• [YOUR TASK]: Return each line of the listing below, unchanged, and omit the images.

(Data records)
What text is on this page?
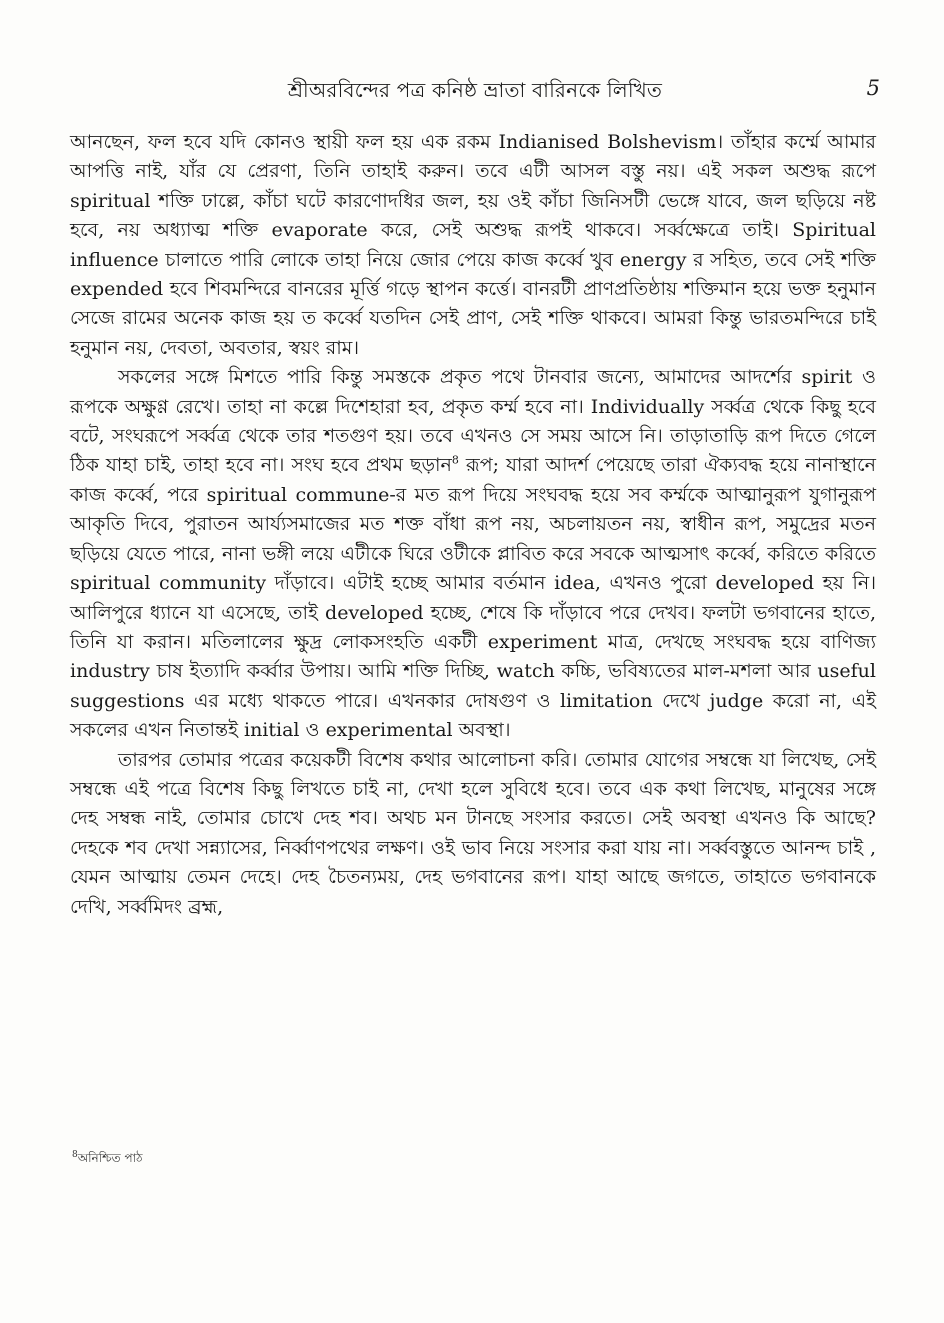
শ্রীঅরবিন্দের পত্র কনিষ্ঠ ভ্রাতা বারিনকে লিখিত	5

আনছেন, ফল হবে যদি কোনও স্থায়ী ফল হয় এক রকম Indianised Bolshevism। তাঁহার কর্ম্মে আমার আপত্তি নাই, যাঁর যে প্রেরণা, তিনি তাহাই করুন। তবে এটী আসল বস্তু নয়। এই সকল অশুদ্ধ রূপে spiritual শক্তি ঢাল্লে, কাঁচা ঘটে কারণোদধির জল, হয় ওই কাঁচা জিনিসটী ভেঙ্গে যাবে, জল ছড়িয়ে নষ্ট হবে, নয় অধ্যাত্ম শক্তি evaporate করে, সেই অশুদ্ধ রূপই থাকবে। সর্ব্বক্ষেত্রে তাই। Spiritual influence চালাতে পারি লোকে তাহা নিয়ে জোর পেয়ে কাজ কর্ব্বে খুব energy র সহিত, তবে সেই শক্তি expended হবে শিবমন্দিরে বানরের মূর্ত্তি গড়ে স্থাপন কর্ত্তে। বানরটী প্রাণপ্রতিষ্ঠায় শক্তিমান হয়ে ভক্ত হনুমান সেজে রামের অনেক কাজ হয় ত কর্ব্বে যতদিন সেই প্রাণ, সেই শক্তি থাকবে। আমরা কিন্তু ভারতমন্দিরে চাই হনুমান নয়, দেবতা, অবতার, স্বয়ং রাম।

সকলের সঙ্গে মিশতে পারি কিন্তু সমস্তকে প্রকৃত পথে টানবার জন্যে, আমাদের আদর্শের spirit ও রূপকে অক্ষুণ্ণ রেখে। তাহা না কল্লে দিশেহারা হব, প্রকৃত কর্ম্ম হবে না। Individually সর্ব্বত্র থেকে কিছু হবে বটে, সংঘরূপে সর্ব্বত্র থেকে তার শতগুণ হয়। তবে এখনও সে সময় আসে নি। তাড়াতাড়ি রূপ দিতে গেলে ঠিক যাহা চাই, তাহা হবে না। সংঘ হবে প্রথম ছড়ান$^8$ রূপ; যারা আদর্শ পেয়েছে তারা ঐক্যবদ্ধ হয়ে নানাস্থানে কাজ কর্ব্বে, পরে spiritual commune-র মত রূপ দিয়ে সংঘবদ্ধ হয়ে সব কর্ম্মকে আত্মানুরূপ যুগানুরূপ আকৃতি দিবে, পুরাতন আর্য্যসমাজের মত শক্ত বাঁধা রূপ নয়, অচলায়তন নয়, স্বাধীন রূপ, সমুদ্রের মতন ছড়িয়ে যেতে পারে, নানা ভঙ্গী লয়ে এটীকে ঘিরে ওটীকে প্লাবিত করে সবকে আত্মসাৎ কর্ব্বে, করিতে করিতে spiritual community দাঁড়াবে। এটাই হচ্ছে আমার বর্তমান idea, এখনও পুরো developed হয় নি। আলিপুরে ধ্যানে যা এসেছে, তাই developed হচ্ছে, শেষে কি দাঁড়াবে পরে দেখব। ফলটা ভগবানের হাতে, তিনি যা করান। মতিলালের ক্ষুদ্র লোকসংহতি একটী experiment মাত্র, দেখছে সংঘবদ্ধ হয়ে বাণিজ্য industry চাষ ইত্যাদি কর্ব্বার উপায়। আমি শক্তি দিচ্ছি, watch কচ্চি, ভবিষ্যতের মাল-মশলা আর useful suggestions এর মধ্যে থাকতে পারে। এখনকার দোষগুণ ও limitation দেখে judge করো না, এই সকলের এখন নিতান্তই initial ও experimental অবস্থা।

তারপর তোমার পত্রের কয়েকটী বিশেষ কথার আলোচনা করি। তোমার যোগের সম্বন্ধে যা লিখেছ, সেই সম্বন্ধে এই পত্রে বিশেষ কিছু লিখতে চাই না, দেখা হলে সুবিধে হবে। তবে এক কথা লিখেছ, মানুষের সঙ্গে দেহ সম্বন্ধ নাই, তোমার চোখে দেহ শব। অথচ মন টানছে সংসার করতে। সেই অবস্থা এখনও কি আছে? দেহকে শব দেখা সন্ন্যাসের, নির্ব্বাণপথের লক্ষণ। ওই ভাব নিয়ে সংসার করা যায় না। সর্ব্ববস্তুতে আনন্দ চাই , যেমন আত্মায় তেমন দেহে। দেহ চৈতন্যময়, দেহ ভগবানের রূপ। যাহা আছে জগতে, তাহাতে ভগবানকে দেখি, সর্ব্বমিদং ব্রহ্ম,

$^8$অনিশ্চিত পাঠ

• [TASK RESPONSE]:
What text is on this page?
শ্রীঅরবিন্দের পত্র কনিষ্ঠ ভ্রাতা বারিনকে লিখিত	5

আনছেন, ফল হবে যদি কোনও স্থায়ী ফল হয় এক রকম Indianised Bolshevism। তাঁহার কর্ম্মে আমার আপত্তি নাই, যাঁর যে প্রেরণা, তিনি তাহাই করুন। তবে এটী আসল বস্তু নয়। এই সকল অশুদ্ধ রূপে spiritual শক্তি ঢাল্লে, কাঁচা ঘটে কারণোদধির জল, হয় ওই কাঁচা জিনিসটী ভেঙ্গে যাবে, জল ছড়িয়ে নষ্ট হবে, নয় অধ্যাত্ম শক্তি evaporate করে, সেই অশুদ্ধ রূপই থাকবে। সর্ব্বক্ষেত্রে তাই। Spiritual influence চালাতে পারি লোকে তাহা নিয়ে জোর পেয়ে কাজ কর্ব্বে খুব energy র সহিত, তবে সেই শক্তি expended হবে শিবমন্দিরে বানরের মূর্ত্তি গড়ে স্থাপন কর্ত্তে। বানরটী প্রাণপ্রতিষ্ঠায় শক্তিমান হয়ে ভক্ত হনুমান সেজে রামের অনেক কাজ হয় ত কর্ব্বে যতদিন সেই প্রাণ, সেই শক্তি থাকবে। আমরা কিন্তু ভারতমন্দিরে চাই হনুমান নয়, দেবতা, অবতার, স্বয়ং রাম।

সকলের সঙ্গে মিশতে পারি কিন্তু সমস্তকে প্রকৃত পথে টানবার জন্যে, আমাদের আদর্শের spirit ও রূপকে অক্ষুণ্ণ রেখে। তাহা না কল্লে দিশেহারা হব, প্রকৃত কর্ম্ম হবে না। Individually সর্ব্বত্র থেকে কিছু হবে বটে, সংঘরূপে সর্ব্বত্র থেকে তার শতগুণ হয়। তবে এখনও সে সময় আসে নি। তাড়াতাড়ি রূপ দিতে গেলে ঠিক যাহা চাই, তাহা হবে না। সংঘ হবে প্রথম ছড়ান$^8$ রূপ; যারা আদর্শ পেয়েছে তারা ঐক্যবদ্ধ হয়ে নানাস্থানে কাজ কর্ব্বে, পরে spiritual commune-র মত রূপ দিয়ে সংঘবদ্ধ হয়ে সব কর্ম্মকে আত্মানুরূপ যুগানুরূপ আকৃতি দিবে, পুরাতন আর্য্যসমাজের মত শক্ত বাঁধা রূপ নয়, অচলায়তন নয়, স্বাধীন রূপ, সমুদ্রের মতন ছড়িয়ে যেতে পারে, নানা ভঙ্গী লয়ে এটীকে ঘিরে ওটীকে প্লাবিত করে সবকে আত্মসাৎ কর্ব্বে, করিতে করিতে spiritual community দাঁড়াবে। এটাই হচ্ছে আমার বর্তমান idea, এখনও পুরো developed হয় নি। আলিপুরে ধ্যানে যা এসেছে, তাই developed হচ্ছে, শেষে কি দাঁড়াবে পরে দেখব। ফলটা ভগবানের হাতে, তিনি যা করান। মতিলালের ক্ষুদ্র লোকসংহতি একটী experiment মাত্র, দেখছে সংঘবদ্ধ হয়ে বাণিজ্য industry চাষ ইত্যাদি কর্ব্বার উপায়। আমি শক্তি দিচ্ছি, watch কচ্চি, ভবিষ্যতের মাল-মশলা আর useful suggestions এর মধ্যে থাকতে পারে। এখনকার দোষগুণ ও limitation দেখে judge করো না, এই সকলের এখন নিতান্তই initial ও experimental অবস্থা।

তারপর তোমার পত্রের কয়েকটী বিশেষ কথার আলোচনা করি। তোমার যোগের সম্বন্ধে যা লিখেছ, সেই সম্বন্ধে এই পত্রে বিশেষ কিছু লিখতে চাই না, দেখা হলে সুবিধে হবে। তবে এক কথা লিখেছ, মানুষের সঙ্গে দেহ সম্বন্ধ নাই, তোমার চোখে দেহ শব। অথচ মন টানছে সংসার করতে। সেই অবস্থা এখনও কি আছে? দেহকে শব দেখা সন্ন্যাসের, নির্ব্বাণপথের লক্ষণ। ওই ভাব নিয়ে সংসার করা যায় না। সর্ব্ববস্তুতে আনন্দ চাই , যেমন আত্মায় তেমন দেহে। দেহ চৈতন্যময়, দেহ ভগবানের রূপ। যাহা আছে জগতে, তাহাতে ভগবানকে দেখি, সর্ব্বমিদং ব্রহ্ম,

$^8$অনিশ্চিত পাঠ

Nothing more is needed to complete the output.